◆ **WHAT THE TASK REQUIRES**: Work out how many lines include "JSON" and answer with that number only.

◆ **DATA ROWS**:
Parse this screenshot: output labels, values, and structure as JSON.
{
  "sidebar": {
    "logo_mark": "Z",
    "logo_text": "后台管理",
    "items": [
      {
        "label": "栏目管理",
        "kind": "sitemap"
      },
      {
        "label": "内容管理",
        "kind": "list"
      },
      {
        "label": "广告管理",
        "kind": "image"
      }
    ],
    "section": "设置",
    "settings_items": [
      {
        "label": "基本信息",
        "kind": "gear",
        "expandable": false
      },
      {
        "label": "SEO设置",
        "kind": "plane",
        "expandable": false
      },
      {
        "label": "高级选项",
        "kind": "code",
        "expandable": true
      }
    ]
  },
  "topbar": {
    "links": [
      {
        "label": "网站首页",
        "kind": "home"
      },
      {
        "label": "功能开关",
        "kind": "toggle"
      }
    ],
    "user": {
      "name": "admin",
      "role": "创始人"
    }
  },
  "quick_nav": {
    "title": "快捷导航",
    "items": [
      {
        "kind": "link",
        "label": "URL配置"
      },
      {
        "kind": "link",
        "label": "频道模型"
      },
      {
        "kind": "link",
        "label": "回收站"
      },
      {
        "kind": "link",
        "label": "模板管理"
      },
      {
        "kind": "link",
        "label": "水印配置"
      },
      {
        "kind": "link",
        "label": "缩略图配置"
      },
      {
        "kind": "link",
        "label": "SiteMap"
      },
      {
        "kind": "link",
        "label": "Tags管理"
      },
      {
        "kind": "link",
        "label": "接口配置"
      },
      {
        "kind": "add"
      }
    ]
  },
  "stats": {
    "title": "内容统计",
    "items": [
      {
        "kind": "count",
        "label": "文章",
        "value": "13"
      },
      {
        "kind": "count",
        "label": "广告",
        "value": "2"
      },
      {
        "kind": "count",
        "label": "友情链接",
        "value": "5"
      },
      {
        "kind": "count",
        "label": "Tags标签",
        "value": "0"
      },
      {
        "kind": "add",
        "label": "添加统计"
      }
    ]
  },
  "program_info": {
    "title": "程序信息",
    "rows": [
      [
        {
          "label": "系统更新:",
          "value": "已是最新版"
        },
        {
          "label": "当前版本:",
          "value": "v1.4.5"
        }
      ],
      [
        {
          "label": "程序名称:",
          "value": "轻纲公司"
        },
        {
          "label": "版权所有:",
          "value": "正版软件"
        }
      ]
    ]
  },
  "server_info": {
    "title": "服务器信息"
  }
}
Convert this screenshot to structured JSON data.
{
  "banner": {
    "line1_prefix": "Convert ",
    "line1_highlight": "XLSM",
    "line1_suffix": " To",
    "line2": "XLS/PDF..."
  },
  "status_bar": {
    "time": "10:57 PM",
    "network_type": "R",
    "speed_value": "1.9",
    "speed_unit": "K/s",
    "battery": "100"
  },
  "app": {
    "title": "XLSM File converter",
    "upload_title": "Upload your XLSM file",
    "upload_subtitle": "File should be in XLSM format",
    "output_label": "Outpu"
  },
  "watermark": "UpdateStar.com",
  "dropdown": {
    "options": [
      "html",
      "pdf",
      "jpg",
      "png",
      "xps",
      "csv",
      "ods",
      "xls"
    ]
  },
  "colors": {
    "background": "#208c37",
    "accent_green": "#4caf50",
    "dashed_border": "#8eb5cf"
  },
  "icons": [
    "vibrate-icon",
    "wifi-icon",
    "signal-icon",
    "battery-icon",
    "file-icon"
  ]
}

◆ **FULL SOLUTION**: 2